What you have to do —
Search the records that follow and extract every line containing the string "Software".

Extracted records:
[Begin]
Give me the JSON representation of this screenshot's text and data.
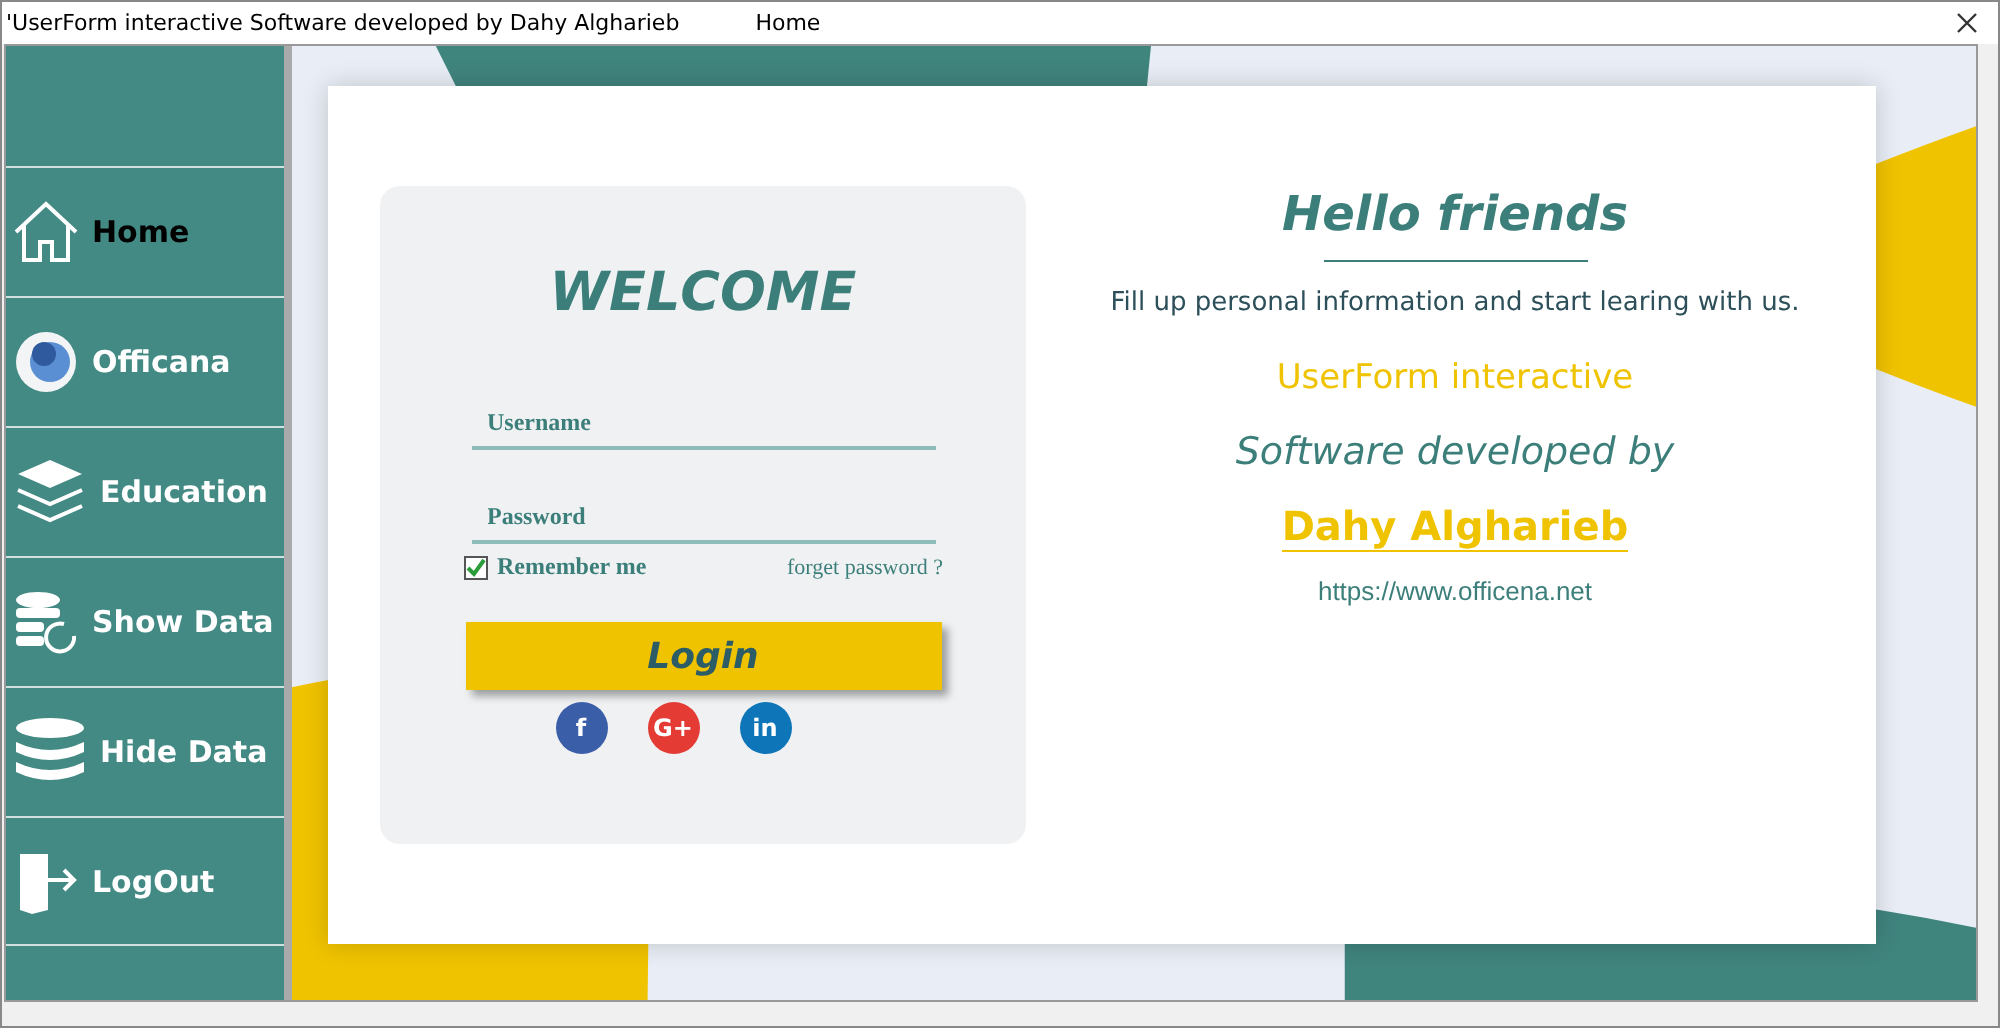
{
  "window": {
    "title": "'UserForm interactive Software developed by Dahy Algharieb",
    "caption": "Home"
  },
  "sidebar": {
    "items": [
      {
        "label": "Home",
        "kind": "house",
        "selected": true
      },
      {
        "label": "Officana",
        "kind": "logo",
        "selected": false
      },
      {
        "label": "Education",
        "kind": "layers",
        "selected": false
      },
      {
        "label": "Show Data",
        "kind": "database-refresh",
        "selected": false
      },
      {
        "label": "Hide Data",
        "kind": "database",
        "selected": false
      },
      {
        "label": "LogOut",
        "kind": "exit",
        "selected": false
      }
    ]
  },
  "login": {
    "heading": "WELCOME",
    "username": {
      "placeholder": "Username"
    },
    "password": {
      "placeholder": "Password"
    },
    "remember": {
      "label": "Remember me",
      "checked": true
    },
    "forgot": "forget password ?",
    "button": "Login",
    "social": [
      {
        "label": "f",
        "color": "#3b5ea8"
      },
      {
        "label": "G+",
        "color": "#e53b35"
      },
      {
        "label": "in",
        "color": "#0e76b8"
      }
    ]
  },
  "info": {
    "title": "Hello friends",
    "subtitle": "Fill up personal information and start learing with us.",
    "product": "UserForm interactive",
    "developed": "Software developed by",
    "author": "Dahy Algharieb",
    "url": "https://www.officena.net"
  }
}
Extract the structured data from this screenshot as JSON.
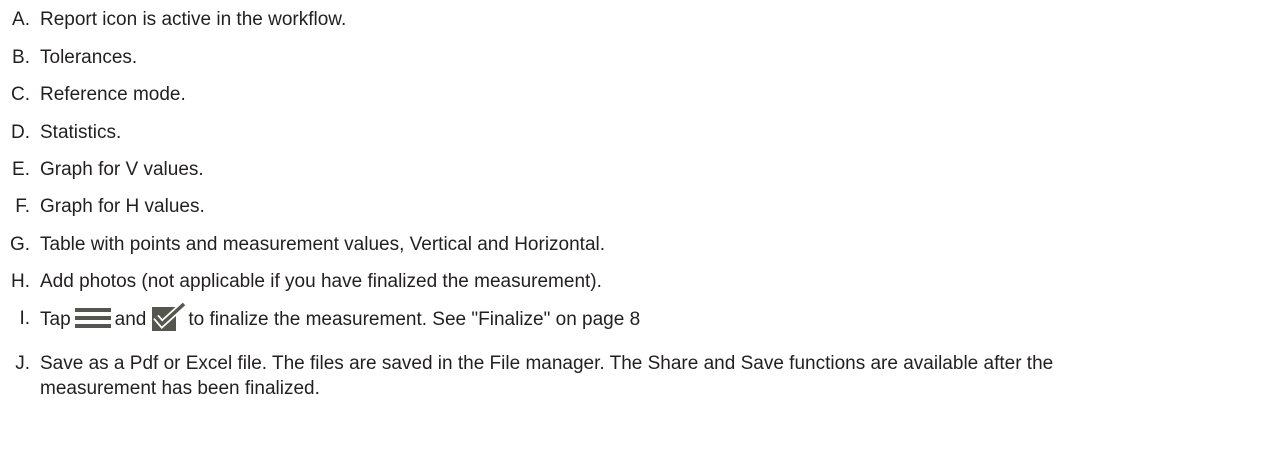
{
  "items": [
    {
      "letter": "A.",
      "text": "Report icon is active in the workflow."
    },
    {
      "letter": "B.",
      "text": "Tolerances."
    },
    {
      "letter": "C.",
      "text": "Reference mode."
    },
    {
      "letter": "D.",
      "text": "Statistics."
    },
    {
      "letter": "E.",
      "text": "Graph for V values."
    },
    {
      "letter": "F.",
      "text": "Graph for H values."
    },
    {
      "letter": "G.",
      "text": "Table with points and measurement values, Vertical and Horizontal."
    },
    {
      "letter": "H.",
      "text": "Add photos (not applicable if you have finalized the measurement)."
    },
    {
      "letter": "I.",
      "text_before": "Tap",
      "text_middle": "and",
      "text_after": "to finalize the measurement. See \"Finalize\" on page 8"
    },
    {
      "letter": "J.",
      "text": "Save as a Pdf or Excel file. The files are saved in the File manager. The Share and Save functions are available after the measurement has been finalized."
    }
  ],
  "icons": {
    "menu": "menu-icon",
    "finalize": "check-icon",
    "color": "#55564e"
  }
}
[End]
Final result —
    "title": "'UserForm interactive Software developed by Dahy Algharieb",
    "developed": "Software developed by",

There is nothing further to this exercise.